_The problem_.
Quote exactly the lines running from the line with "Transcribe the text in this document." to the end of the entries, including both, and nothing else.

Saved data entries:
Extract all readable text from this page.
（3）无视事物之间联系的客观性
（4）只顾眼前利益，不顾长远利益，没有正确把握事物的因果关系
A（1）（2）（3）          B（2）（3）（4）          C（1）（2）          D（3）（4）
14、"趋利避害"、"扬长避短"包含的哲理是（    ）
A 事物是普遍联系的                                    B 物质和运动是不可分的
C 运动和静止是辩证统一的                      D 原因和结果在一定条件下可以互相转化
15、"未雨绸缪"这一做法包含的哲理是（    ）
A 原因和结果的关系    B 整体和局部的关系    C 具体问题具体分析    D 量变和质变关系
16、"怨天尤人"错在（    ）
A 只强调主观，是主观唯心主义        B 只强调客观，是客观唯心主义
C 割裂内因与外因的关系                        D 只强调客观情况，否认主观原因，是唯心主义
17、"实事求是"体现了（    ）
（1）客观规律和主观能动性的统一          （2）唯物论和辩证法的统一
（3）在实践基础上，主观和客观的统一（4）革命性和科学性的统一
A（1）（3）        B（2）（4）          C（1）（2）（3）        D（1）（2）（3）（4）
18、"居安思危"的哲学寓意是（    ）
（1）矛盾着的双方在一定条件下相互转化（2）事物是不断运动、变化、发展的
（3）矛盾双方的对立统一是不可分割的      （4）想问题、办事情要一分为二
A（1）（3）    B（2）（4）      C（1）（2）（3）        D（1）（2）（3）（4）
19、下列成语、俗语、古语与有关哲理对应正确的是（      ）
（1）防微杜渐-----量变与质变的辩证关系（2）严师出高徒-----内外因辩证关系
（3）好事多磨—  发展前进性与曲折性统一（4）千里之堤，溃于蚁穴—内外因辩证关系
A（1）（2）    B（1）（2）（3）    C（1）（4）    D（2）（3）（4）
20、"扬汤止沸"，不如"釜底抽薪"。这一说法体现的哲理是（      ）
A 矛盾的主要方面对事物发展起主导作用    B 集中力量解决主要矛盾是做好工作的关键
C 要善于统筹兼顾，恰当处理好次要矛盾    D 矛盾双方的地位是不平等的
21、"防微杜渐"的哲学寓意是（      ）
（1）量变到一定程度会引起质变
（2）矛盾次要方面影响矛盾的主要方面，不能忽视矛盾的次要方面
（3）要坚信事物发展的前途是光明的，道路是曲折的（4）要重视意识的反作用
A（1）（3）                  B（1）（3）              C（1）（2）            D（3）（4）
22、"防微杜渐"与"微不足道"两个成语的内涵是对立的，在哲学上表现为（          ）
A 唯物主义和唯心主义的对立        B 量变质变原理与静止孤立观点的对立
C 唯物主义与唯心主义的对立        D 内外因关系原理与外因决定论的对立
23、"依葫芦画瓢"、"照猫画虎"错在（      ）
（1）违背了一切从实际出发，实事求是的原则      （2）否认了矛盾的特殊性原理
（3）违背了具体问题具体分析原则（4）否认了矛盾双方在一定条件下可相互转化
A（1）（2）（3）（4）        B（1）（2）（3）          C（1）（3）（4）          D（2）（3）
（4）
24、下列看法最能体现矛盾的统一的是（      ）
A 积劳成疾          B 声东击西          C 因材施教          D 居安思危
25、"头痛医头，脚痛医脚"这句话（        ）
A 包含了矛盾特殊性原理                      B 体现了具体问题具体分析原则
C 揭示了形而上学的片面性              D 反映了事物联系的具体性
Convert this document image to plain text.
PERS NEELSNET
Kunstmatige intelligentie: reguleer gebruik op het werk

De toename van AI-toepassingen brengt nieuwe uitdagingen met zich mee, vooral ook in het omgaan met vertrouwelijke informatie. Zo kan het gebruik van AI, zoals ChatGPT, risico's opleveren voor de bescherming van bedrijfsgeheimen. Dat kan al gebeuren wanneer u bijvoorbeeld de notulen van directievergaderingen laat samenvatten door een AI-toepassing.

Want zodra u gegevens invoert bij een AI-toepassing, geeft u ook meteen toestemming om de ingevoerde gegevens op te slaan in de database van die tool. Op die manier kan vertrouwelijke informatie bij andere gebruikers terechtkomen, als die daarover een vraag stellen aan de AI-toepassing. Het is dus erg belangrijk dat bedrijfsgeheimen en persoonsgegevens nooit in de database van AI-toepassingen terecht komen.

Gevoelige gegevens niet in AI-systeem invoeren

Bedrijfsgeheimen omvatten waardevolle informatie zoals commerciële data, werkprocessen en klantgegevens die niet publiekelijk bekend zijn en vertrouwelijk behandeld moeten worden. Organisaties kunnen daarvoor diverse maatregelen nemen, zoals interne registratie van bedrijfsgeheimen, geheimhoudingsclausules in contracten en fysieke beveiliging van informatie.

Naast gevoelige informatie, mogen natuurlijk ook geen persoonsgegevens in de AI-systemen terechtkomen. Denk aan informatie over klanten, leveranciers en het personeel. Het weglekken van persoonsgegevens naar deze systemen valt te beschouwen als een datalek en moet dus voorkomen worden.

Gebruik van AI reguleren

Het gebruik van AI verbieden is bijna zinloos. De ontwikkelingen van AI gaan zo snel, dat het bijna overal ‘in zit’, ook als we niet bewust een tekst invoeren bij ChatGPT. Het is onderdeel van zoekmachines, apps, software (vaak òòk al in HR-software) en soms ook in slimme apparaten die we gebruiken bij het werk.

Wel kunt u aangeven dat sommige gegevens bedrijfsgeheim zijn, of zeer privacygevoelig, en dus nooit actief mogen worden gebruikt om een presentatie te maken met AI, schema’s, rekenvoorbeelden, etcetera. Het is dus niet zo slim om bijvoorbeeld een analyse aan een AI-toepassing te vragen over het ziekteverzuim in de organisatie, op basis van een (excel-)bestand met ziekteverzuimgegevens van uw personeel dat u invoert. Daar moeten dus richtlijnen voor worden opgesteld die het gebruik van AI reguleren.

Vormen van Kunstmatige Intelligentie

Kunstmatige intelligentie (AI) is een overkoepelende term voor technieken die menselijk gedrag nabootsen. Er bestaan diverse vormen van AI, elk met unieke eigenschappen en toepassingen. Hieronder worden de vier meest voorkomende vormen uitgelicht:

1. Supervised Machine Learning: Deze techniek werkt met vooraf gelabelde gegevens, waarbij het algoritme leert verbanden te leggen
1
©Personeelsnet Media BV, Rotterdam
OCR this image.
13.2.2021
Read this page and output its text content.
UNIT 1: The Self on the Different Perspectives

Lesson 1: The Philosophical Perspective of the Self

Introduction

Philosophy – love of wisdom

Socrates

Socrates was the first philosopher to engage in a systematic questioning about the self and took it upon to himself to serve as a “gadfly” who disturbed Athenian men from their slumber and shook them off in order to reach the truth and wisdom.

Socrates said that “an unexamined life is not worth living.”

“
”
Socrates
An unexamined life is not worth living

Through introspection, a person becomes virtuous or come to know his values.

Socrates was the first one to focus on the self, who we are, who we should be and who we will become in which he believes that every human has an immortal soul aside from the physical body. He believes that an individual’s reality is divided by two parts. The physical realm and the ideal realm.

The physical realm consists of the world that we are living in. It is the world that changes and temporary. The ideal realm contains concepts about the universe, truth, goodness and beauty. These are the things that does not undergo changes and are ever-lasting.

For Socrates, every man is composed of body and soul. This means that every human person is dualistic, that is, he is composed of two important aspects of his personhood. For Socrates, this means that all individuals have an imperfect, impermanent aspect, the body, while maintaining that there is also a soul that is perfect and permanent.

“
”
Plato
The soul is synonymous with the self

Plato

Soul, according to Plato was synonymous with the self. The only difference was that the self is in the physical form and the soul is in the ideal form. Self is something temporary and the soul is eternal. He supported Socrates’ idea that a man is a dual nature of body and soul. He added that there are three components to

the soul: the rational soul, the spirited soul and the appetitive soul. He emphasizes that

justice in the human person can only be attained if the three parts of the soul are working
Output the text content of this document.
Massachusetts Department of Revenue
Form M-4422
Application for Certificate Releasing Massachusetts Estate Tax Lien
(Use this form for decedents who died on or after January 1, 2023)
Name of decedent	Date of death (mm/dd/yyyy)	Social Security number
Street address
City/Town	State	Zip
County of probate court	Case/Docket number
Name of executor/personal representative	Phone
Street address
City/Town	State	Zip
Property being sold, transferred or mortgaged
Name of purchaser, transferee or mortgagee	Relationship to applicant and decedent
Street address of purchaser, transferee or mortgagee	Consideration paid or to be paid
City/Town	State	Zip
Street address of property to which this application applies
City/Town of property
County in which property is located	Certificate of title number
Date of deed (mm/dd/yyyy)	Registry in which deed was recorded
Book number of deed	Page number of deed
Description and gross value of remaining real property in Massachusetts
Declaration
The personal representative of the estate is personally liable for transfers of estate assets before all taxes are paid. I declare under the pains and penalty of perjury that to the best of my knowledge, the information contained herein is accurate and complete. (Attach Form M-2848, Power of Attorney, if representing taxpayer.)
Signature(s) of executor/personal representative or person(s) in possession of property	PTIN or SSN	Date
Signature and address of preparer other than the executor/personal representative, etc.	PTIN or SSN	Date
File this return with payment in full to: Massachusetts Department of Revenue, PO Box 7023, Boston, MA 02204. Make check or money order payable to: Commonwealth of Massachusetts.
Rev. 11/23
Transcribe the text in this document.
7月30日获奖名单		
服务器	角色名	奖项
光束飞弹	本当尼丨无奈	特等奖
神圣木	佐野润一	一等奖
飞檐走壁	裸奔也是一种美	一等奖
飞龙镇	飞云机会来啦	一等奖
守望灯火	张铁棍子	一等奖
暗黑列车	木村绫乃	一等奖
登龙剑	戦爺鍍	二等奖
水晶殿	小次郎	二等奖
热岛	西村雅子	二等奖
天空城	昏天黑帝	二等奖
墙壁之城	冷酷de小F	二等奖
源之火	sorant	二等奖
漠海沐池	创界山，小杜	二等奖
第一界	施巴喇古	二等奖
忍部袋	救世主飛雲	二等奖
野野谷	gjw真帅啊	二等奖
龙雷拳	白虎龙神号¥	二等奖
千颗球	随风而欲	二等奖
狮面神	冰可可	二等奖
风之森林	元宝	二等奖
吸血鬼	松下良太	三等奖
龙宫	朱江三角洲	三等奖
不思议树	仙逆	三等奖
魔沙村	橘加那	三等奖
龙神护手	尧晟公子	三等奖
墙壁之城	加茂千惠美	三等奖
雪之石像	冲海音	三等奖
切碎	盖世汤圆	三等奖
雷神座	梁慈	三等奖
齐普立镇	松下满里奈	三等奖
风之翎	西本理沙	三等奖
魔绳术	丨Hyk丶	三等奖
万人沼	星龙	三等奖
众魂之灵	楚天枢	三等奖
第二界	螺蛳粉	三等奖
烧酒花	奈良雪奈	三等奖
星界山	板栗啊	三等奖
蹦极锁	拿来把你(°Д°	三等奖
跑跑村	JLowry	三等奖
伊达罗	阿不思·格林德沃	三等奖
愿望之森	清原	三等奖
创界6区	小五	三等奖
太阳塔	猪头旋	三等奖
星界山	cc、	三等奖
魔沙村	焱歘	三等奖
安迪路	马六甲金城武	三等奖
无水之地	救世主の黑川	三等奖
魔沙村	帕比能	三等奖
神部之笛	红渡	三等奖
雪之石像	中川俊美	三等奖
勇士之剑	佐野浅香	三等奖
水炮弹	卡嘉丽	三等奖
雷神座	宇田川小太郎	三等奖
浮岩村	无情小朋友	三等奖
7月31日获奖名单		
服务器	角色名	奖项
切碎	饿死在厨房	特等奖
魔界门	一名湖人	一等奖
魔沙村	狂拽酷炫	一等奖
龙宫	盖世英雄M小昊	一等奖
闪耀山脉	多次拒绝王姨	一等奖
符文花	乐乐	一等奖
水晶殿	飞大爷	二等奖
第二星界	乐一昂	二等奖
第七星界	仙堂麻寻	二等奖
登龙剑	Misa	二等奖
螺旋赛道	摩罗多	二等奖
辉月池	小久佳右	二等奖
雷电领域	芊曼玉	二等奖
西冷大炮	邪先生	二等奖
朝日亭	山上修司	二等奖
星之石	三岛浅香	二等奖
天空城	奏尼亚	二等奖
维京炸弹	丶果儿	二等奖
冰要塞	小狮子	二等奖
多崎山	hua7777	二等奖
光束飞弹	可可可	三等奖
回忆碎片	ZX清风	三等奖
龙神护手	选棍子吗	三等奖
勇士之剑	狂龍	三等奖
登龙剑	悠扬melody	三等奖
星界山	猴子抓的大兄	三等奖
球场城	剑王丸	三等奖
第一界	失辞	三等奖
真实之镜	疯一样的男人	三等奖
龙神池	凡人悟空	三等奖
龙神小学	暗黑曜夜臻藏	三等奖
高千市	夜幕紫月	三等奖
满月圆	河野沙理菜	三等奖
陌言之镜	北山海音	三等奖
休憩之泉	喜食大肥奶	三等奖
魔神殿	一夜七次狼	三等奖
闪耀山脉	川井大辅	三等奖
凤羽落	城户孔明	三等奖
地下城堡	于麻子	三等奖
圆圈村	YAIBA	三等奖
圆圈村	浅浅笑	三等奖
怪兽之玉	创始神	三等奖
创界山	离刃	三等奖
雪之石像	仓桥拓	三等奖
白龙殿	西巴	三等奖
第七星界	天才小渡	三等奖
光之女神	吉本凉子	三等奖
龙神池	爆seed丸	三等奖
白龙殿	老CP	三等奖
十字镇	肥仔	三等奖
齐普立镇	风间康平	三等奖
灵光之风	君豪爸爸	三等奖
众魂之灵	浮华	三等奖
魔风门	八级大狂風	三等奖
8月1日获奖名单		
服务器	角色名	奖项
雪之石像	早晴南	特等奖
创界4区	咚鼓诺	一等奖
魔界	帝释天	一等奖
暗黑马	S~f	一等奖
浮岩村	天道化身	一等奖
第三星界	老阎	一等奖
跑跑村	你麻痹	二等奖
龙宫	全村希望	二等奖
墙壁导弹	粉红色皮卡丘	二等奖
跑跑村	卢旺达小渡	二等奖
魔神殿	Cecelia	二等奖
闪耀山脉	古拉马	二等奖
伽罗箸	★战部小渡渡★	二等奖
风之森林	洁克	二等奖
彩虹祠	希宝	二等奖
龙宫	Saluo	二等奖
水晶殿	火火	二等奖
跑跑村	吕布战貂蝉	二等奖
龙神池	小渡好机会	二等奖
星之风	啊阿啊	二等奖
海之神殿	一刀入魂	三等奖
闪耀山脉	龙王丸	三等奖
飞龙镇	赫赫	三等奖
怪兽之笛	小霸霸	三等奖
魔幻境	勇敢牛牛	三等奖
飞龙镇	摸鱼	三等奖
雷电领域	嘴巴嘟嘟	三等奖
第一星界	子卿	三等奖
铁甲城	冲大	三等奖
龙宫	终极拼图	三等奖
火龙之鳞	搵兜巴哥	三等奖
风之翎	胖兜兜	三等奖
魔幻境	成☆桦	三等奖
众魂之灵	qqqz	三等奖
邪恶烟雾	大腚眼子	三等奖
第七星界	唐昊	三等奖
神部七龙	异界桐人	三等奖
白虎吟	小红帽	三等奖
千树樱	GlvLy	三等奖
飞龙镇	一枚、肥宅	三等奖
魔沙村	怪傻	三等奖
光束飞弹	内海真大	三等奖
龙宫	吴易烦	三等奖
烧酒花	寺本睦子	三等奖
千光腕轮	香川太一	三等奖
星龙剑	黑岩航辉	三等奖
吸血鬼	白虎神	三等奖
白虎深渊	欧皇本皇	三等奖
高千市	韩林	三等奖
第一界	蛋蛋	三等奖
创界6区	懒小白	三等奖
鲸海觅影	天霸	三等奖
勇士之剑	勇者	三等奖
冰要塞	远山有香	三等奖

_Exercise solution_.
Transcribe the text in this document.
7月30日获奖名单		
服务器	角色名	奖项
光束飞弹	本当尼丨无奈	特等奖
神圣木	佐野润一	一等奖
飞檐走壁	裸奔也是一种美	一等奖
飞龙镇	飞云机会来啦	一等奖
守望灯火	张铁棍子	一等奖
暗黑列车	木村绫乃	一等奖
登龙剑	戦爺鍍	二等奖
水晶殿	小次郎	二等奖
热岛	西村雅子	二等奖
天空城	昏天黑帝	二等奖
墙壁之城	冷酷de小F	二等奖
源之火	sorant	二等奖
漠海沐池	创界山，小杜	二等奖
第一界	施巴喇古	二等奖
忍部袋	救世主飛雲	二等奖
野野谷	gjw真帅啊	二等奖
龙雷拳	白虎龙神号¥	二等奖
千颗球	随风而欲	二等奖
狮面神	冰可可	二等奖
风之森林	元宝	二等奖
吸血鬼	松下良太	三等奖
龙宫	朱江三角洲	三等奖
不思议树	仙逆	三等奖
魔沙村	橘加那	三等奖
龙神护手	尧晟公子	三等奖
墙壁之城	加茂千惠美	三等奖
雪之石像	冲海音	三等奖
切碎	盖世汤圆	三等奖
雷神座	梁慈	三等奖
齐普立镇	松下满里奈	三等奖
风之翎	西本理沙	三等奖
魔绳术	丨Hyk丶	三等奖
万人沼	星龙	三等奖
众魂之灵	楚天枢	三等奖
第二界	螺蛳粉	三等奖
烧酒花	奈良雪奈	三等奖
星界山	板栗啊	三等奖
蹦极锁	拿来把你(°Д°	三等奖
跑跑村	JLowry	三等奖
伊达罗	阿不思·格林德沃	三等奖
愿望之森	清原	三等奖
创界6区	小五	三等奖
太阳塔	猪头旋	三等奖
星界山	cc、	三等奖
魔沙村	焱歘	三等奖
安迪路	马六甲金城武	三等奖
无水之地	救世主の黑川	三等奖
魔沙村	帕比能	三等奖
神部之笛	红渡	三等奖
雪之石像	中川俊美	三等奖
勇士之剑	佐野浅香	三等奖
水炮弹	卡嘉丽	三等奖
雷神座	宇田川小太郎	三等奖
浮岩村	无情小朋友	三等奖
7月31日获奖名单		
服务器	角色名	奖项
切碎	饿死在厨房	特等奖
魔界门	一名湖人	一等奖
魔沙村	狂拽酷炫	一等奖
龙宫	盖世英雄M小昊	一等奖
闪耀山脉	多次拒绝王姨	一等奖
符文花	乐乐	一等奖
水晶殿	飞大爷	二等奖
第二星界	乐一昂	二等奖
第七星界	仙堂麻寻	二等奖
登龙剑	Misa	二等奖
螺旋赛道	摩罗多	二等奖
辉月池	小久佳右	二等奖
雷电领域	芊曼玉	二等奖
西冷大炮	邪先生	二等奖
朝日亭	山上修司	二等奖
星之石	三岛浅香	二等奖
天空城	奏尼亚	二等奖
维京炸弹	丶果儿	二等奖
冰要塞	小狮子	二等奖
多崎山	hua7777	二等奖
光束飞弹	可可可	三等奖
回忆碎片	ZX清风	三等奖
龙神护手	选棍子吗	三等奖
勇士之剑	狂龍	三等奖
登龙剑	悠扬melody	三等奖
星界山	猴子抓的大兄	三等奖
球场城	剑王丸	三等奖
第一界	失辞	三等奖
真实之镜	疯一样的男人	三等奖
龙神池	凡人悟空	三等奖
龙神小学	暗黑曜夜臻藏	三等奖
高千市	夜幕紫月	三等奖
满月圆	河野沙理菜	三等奖
陌言之镜	北山海音	三等奖
休憩之泉	喜食大肥奶	三等奖
魔神殿	一夜七次狼	三等奖
闪耀山脉	川井大辅	三等奖
凤羽落	城户孔明	三等奖
地下城堡	于麻子	三等奖
圆圈村	YAIBA	三等奖
圆圈村	浅浅笑	三等奖
怪兽之玉	创始神	三等奖
创界山	离刃	三等奖
雪之石像	仓桥拓	三等奖
白龙殿	西巴	三等奖
第七星界	天才小渡	三等奖
光之女神	吉本凉子	三等奖
龙神池	爆seed丸	三等奖
白龙殿	老CP	三等奖
十字镇	肥仔	三等奖
齐普立镇	风间康平	三等奖
灵光之风	君豪爸爸	三等奖
众魂之灵	浮华	三等奖
魔风门	八级大狂風	三等奖
8月1日获奖名单		
服务器	角色名	奖项
雪之石像	早晴南	特等奖
创界4区	咚鼓诺	一等奖
魔界	帝释天	一等奖
暗黑马	S~f	一等奖
浮岩村	天道化身	一等奖
第三星界	老阎	一等奖
跑跑村	你麻痹	二等奖
龙宫	全村希望	二等奖
墙壁导弹	粉红色皮卡丘	二等奖
跑跑村	卢旺达小渡	二等奖
魔神殿	Cecelia	二等奖
闪耀山脉	古拉马	二等奖
伽罗箸	★战部小渡渡★	二等奖
风之森林	洁克	二等奖
彩虹祠	希宝	二等奖
龙宫	Saluo	二等奖
水晶殿	火火	二等奖
跑跑村	吕布战貂蝉	二等奖
龙神池	小渡好机会	二等奖
星之风	啊阿啊	二等奖
海之神殿	一刀入魂	三等奖
闪耀山脉	龙王丸	三等奖
飞龙镇	赫赫	三等奖
怪兽之笛	小霸霸	三等奖
魔幻境	勇敢牛牛	三等奖
飞龙镇	摸鱼	三等奖
雷电领域	嘴巴嘟嘟	三等奖
第一星界	子卿	三等奖
铁甲城	冲大	三等奖
龙宫	终极拼图	三等奖
火龙之鳞	搵兜巴哥	三等奖
风之翎	胖兜兜	三等奖
魔幻境	成☆桦	三等奖
众魂之灵	qqqz	三等奖
邪恶烟雾	大腚眼子	三等奖
第七星界	唐昊	三等奖
神部七龙	异界桐人	三等奖
白虎吟	小红帽	三等奖
千树樱	GlvLy	三等奖
飞龙镇	一枚、肥宅	三等奖
魔沙村	怪傻	三等奖
光束飞弹	内海真大	三等奖
龙宫	吴易烦	三等奖
烧酒花	寺本睦子	三等奖
千光腕轮	香川太一	三等奖
星龙剑	黑岩航辉	三等奖
吸血鬼	白虎神	三等奖
白虎深渊	欧皇本皇	三等奖
高千市	韩林	三等奖
第一界	蛋蛋	三等奖
创界6区	懒小白	三等奖
鲸海觅影	天霸	三等奖
勇士之剑	勇者	三等奖
冰要塞	远山有香	三等奖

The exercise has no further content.